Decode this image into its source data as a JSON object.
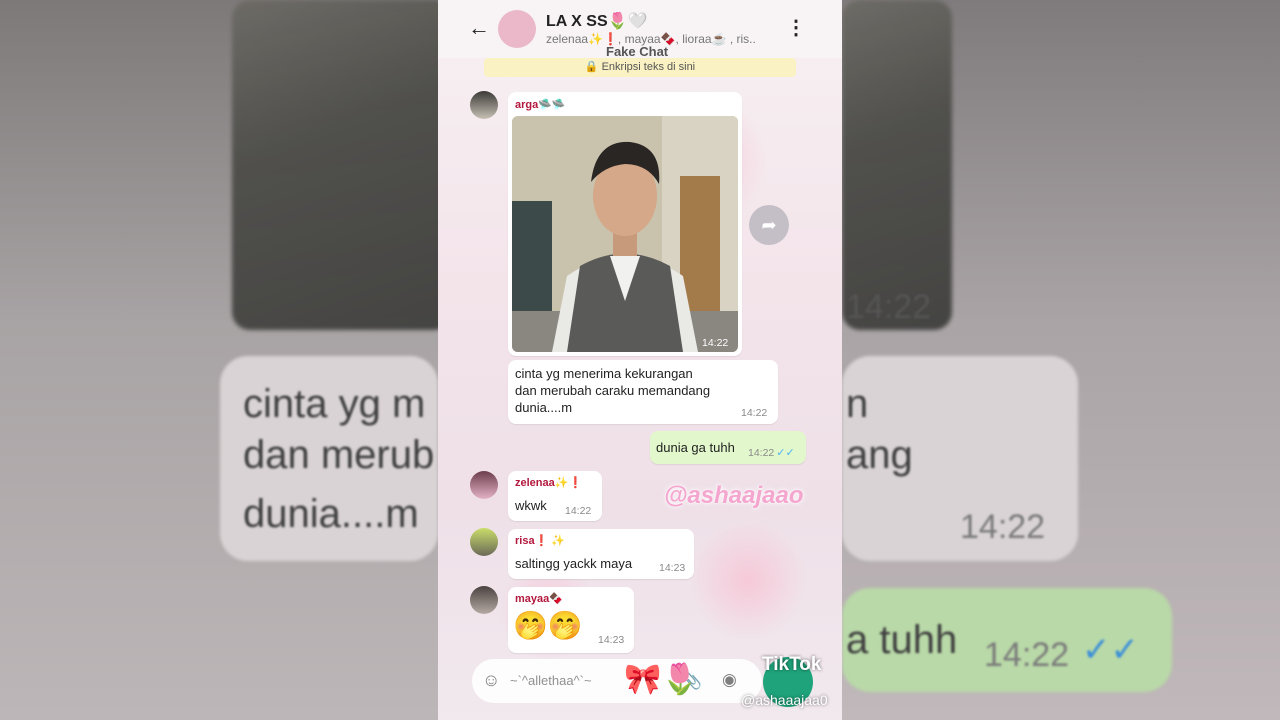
{
  "header": {
    "back_icon": "arrow-left-icon",
    "title": "LA X SS🌷🤍",
    "subtitle": "zelenaa✨❗, mayaa🍫, lioraa☕ , ris..",
    "menu_icon": "more-vertical-icon",
    "fake_chat": "Fake Chat",
    "notice": "🔒 Enkripsi teks di sini"
  },
  "messages": {
    "arga_photo": {
      "sender": "arga🛸🛸",
      "time": "14:22"
    },
    "arga_text": {
      "text": "cinta yg menerima kekurangan\ndan merubah caraku memandang\ndunia....m",
      "time": "14:22"
    },
    "out_1": {
      "text": "dunia ga tuhh",
      "time": "14:22",
      "ticks": "✓✓"
    },
    "zelenaa": {
      "sender": "zelenaa✨❗",
      "text": "wkwk",
      "time": "14:22"
    },
    "risa": {
      "sender": "risa❗ ✨",
      "text": "saltingg yackk maya",
      "time": "14:23"
    },
    "mayaa": {
      "sender": "mayaa🍫",
      "text": "🤭🤭",
      "time": "14:23"
    }
  },
  "input": {
    "placeholder": "~`^allethaa^`~",
    "emoji_icon": "smile-icon",
    "attach_icon": "paperclip-icon",
    "camera_icon": "camera-icon",
    "decor": "🎀🌷"
  },
  "forward_icon": "forward-icon",
  "watermark": {
    "handle": "@ashaajaao",
    "tiktok": "TikTok",
    "tiktok_handle": "@ashaaajaa0"
  },
  "background": {
    "line1": "cinta yg m",
    "line2": "dan merub",
    "line3": "dunia....m",
    "time_left": "14:22",
    "r_line1": "n",
    "r_line2": "ang",
    "r_time1": "14:22",
    "r_time2": "14:22",
    "r_text": "a tuhh",
    "r_ticks": "✓✓"
  }
}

> AIM
Report every line in the data above in which the word "sender" appears.

> WRITTEN SOLUTION
      "sender": "arga🛸🛸",
      "sender": "zelenaa✨❗",
      "sender": "risa❗ ✨",
      "sender": "mayaa🍫",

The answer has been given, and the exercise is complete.